- _WHAT TO PRODUCE_
Look below. Copy each line that has "Bäuerin" in it.
--
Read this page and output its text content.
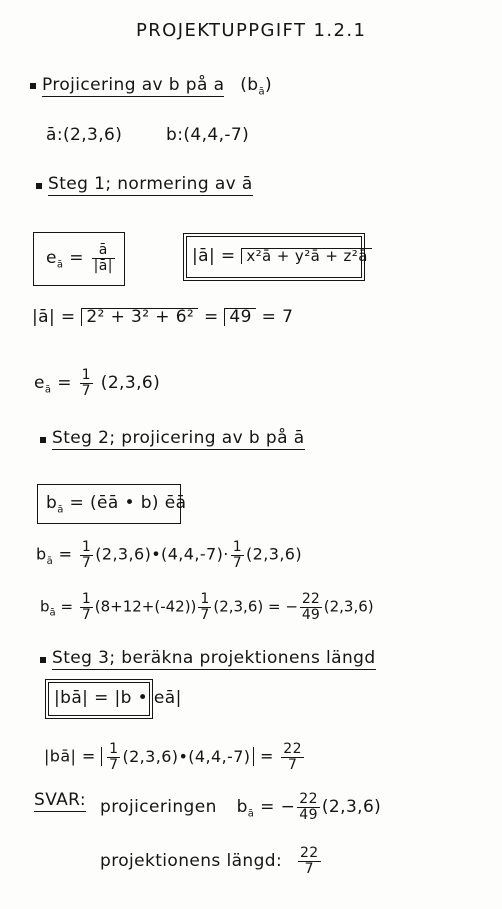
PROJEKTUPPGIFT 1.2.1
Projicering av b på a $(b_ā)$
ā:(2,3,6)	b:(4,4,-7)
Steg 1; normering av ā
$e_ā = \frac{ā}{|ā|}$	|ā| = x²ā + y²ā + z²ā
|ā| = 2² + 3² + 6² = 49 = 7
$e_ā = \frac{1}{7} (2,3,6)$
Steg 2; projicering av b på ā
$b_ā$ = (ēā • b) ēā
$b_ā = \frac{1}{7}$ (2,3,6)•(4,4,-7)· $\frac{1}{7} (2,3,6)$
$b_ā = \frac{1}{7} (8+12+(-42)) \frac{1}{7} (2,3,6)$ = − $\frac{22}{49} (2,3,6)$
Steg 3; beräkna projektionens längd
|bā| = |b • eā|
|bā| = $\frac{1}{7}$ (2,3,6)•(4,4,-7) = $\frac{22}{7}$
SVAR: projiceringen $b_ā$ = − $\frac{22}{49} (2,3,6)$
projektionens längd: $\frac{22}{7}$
--
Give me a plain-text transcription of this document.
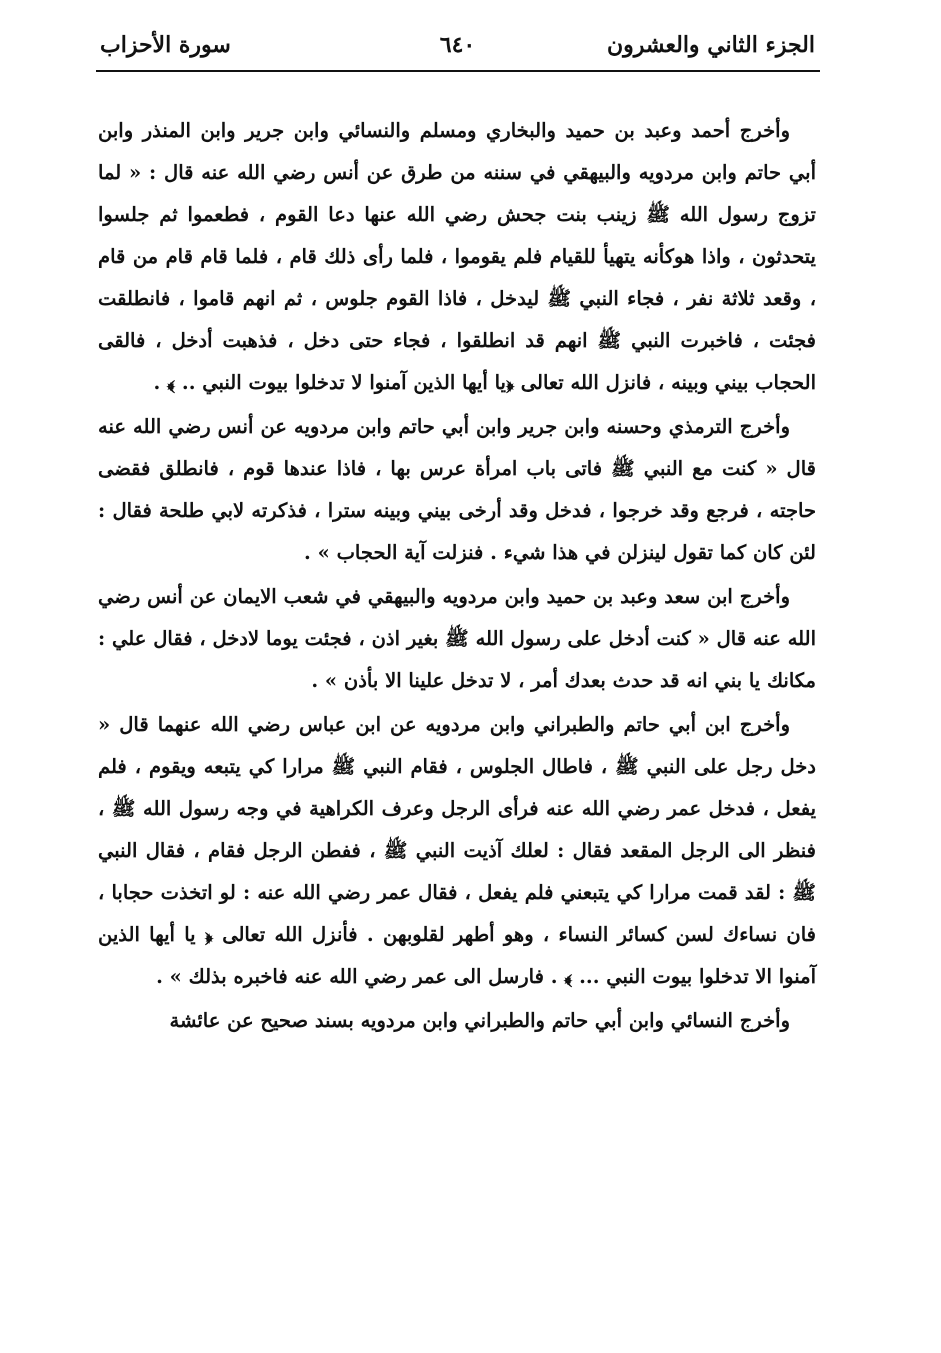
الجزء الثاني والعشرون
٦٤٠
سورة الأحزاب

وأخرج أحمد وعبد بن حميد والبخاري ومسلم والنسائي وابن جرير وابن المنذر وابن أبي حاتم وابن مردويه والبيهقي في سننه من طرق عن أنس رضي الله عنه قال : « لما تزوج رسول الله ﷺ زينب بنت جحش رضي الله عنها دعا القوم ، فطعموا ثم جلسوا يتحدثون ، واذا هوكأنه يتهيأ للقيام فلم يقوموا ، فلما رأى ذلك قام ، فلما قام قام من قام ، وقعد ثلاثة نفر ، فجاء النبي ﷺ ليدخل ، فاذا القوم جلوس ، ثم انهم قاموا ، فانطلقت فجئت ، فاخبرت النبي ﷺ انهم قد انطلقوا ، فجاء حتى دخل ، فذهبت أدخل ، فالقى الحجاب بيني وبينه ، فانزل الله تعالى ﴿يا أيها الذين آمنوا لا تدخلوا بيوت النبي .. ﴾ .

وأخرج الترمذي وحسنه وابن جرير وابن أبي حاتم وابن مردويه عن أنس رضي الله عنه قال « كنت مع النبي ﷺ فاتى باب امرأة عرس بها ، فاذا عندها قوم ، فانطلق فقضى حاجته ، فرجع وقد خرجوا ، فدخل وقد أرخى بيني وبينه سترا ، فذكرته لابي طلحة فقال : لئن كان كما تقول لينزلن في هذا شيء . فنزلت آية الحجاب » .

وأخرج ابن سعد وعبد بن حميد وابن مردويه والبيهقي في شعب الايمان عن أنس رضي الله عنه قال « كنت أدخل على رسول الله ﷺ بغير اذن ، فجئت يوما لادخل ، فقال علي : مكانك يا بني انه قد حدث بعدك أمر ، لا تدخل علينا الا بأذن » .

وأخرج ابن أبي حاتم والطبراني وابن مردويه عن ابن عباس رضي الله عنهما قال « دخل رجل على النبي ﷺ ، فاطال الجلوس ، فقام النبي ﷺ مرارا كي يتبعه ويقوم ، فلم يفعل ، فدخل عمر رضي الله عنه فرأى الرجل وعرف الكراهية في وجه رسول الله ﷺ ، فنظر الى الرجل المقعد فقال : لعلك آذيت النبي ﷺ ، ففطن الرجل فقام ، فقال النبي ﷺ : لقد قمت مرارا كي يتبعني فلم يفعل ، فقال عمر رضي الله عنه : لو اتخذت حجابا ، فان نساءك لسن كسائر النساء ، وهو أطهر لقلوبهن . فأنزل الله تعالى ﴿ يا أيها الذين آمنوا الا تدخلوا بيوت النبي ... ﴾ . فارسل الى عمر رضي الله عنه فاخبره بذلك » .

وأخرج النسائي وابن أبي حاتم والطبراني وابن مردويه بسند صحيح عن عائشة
--
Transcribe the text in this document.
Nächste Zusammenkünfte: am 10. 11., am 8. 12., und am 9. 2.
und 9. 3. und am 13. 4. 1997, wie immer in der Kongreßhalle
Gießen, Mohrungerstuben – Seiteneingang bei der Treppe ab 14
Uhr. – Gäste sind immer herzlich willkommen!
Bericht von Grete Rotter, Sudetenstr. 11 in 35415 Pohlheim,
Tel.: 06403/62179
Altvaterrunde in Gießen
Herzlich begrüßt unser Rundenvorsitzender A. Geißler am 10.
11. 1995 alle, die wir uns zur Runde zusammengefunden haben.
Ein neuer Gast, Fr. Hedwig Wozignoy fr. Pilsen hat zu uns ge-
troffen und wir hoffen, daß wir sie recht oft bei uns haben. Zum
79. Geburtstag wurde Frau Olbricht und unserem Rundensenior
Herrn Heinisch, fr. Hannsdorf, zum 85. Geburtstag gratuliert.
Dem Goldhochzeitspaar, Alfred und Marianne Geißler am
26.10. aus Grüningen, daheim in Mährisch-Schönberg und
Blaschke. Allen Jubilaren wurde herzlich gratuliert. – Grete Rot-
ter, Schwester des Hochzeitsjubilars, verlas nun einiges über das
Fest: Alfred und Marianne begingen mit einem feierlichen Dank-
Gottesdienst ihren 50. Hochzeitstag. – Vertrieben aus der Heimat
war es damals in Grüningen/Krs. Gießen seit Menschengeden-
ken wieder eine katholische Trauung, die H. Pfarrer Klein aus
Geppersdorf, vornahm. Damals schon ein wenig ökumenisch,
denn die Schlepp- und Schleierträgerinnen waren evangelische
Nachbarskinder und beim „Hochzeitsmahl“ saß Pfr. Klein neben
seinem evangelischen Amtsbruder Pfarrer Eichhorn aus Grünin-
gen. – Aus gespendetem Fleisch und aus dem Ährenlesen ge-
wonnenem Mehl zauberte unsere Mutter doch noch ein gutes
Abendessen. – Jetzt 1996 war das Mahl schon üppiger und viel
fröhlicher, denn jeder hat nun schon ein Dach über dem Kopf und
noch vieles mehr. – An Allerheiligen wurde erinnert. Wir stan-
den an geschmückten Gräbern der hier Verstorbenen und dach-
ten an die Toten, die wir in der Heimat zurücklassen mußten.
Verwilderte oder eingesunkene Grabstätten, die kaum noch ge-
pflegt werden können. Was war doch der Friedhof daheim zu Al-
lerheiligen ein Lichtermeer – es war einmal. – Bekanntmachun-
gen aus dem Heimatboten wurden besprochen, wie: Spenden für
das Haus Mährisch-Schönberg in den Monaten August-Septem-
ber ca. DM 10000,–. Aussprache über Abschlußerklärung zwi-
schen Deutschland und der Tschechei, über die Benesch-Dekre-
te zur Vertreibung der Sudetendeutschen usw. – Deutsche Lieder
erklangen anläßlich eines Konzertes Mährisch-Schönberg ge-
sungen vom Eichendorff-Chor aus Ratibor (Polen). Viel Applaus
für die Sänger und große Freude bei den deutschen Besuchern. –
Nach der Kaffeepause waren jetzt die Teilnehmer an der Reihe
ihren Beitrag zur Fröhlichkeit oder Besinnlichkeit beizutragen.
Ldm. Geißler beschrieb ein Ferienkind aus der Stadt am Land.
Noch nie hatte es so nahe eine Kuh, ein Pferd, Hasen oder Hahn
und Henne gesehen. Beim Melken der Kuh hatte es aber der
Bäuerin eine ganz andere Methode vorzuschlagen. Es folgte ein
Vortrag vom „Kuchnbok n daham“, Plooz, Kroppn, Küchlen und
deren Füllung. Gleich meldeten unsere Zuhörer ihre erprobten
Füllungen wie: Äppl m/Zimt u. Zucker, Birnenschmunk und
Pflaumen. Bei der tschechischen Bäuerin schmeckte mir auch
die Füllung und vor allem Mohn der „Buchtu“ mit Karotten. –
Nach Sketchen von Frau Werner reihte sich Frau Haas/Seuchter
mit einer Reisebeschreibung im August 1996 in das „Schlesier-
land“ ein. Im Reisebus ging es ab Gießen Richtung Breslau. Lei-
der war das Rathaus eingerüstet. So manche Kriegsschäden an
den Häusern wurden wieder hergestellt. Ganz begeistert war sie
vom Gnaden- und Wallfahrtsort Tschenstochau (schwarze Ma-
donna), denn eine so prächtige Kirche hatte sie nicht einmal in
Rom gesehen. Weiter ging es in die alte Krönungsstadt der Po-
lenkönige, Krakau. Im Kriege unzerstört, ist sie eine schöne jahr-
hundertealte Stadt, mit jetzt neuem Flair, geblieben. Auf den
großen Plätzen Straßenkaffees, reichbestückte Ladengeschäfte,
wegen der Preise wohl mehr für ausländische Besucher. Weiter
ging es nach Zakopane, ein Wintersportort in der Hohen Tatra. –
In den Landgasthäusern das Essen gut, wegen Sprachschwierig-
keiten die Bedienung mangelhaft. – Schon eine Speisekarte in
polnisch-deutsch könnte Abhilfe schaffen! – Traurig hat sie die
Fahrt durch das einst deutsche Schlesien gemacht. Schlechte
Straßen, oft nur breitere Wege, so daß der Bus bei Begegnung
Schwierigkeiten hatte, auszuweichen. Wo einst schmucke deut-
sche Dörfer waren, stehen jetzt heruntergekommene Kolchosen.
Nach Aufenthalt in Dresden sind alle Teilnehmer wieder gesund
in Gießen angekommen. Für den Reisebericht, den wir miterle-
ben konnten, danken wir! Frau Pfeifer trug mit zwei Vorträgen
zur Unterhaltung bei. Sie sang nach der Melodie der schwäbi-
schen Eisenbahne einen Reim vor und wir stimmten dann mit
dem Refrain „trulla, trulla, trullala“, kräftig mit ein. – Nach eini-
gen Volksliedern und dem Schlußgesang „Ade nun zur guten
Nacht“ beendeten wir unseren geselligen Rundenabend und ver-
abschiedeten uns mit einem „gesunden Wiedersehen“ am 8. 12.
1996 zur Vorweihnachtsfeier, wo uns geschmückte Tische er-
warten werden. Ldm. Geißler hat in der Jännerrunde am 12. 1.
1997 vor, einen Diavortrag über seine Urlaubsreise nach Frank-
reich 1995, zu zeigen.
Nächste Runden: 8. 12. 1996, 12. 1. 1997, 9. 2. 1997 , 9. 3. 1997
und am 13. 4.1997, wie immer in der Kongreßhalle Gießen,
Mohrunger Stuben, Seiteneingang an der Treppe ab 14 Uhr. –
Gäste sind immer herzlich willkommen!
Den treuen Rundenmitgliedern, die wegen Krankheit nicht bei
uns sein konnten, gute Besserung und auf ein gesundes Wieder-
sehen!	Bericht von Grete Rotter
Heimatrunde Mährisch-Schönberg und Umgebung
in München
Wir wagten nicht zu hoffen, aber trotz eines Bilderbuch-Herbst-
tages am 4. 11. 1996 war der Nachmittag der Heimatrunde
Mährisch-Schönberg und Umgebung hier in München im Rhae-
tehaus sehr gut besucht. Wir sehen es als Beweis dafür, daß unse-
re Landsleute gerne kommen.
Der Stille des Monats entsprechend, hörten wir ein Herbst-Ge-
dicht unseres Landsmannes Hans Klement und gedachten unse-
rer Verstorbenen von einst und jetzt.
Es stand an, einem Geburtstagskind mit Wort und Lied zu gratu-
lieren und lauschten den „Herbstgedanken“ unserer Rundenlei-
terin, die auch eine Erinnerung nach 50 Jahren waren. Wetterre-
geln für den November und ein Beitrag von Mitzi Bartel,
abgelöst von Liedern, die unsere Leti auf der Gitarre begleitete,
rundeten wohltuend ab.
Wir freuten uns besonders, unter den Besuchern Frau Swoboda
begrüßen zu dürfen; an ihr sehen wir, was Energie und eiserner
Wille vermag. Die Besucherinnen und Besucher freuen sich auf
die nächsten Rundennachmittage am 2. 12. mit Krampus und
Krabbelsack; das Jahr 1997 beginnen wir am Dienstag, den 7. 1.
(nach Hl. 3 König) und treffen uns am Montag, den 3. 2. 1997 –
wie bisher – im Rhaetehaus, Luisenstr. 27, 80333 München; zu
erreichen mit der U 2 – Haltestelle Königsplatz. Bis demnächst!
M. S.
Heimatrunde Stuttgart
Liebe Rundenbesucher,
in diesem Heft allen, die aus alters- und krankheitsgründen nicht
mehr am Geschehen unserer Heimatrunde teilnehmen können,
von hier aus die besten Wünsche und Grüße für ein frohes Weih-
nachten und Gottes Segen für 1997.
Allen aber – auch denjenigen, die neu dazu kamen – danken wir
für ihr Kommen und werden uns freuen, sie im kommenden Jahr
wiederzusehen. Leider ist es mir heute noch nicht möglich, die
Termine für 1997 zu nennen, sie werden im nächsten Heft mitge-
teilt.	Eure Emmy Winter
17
--
- _FINISHED ANSWER_
Bäuerin eine ganz andere Methode vorzuschlagen. Es folgte ein
Pflaumen. Bei der tschechischen Bäuerin schmeckte mir auch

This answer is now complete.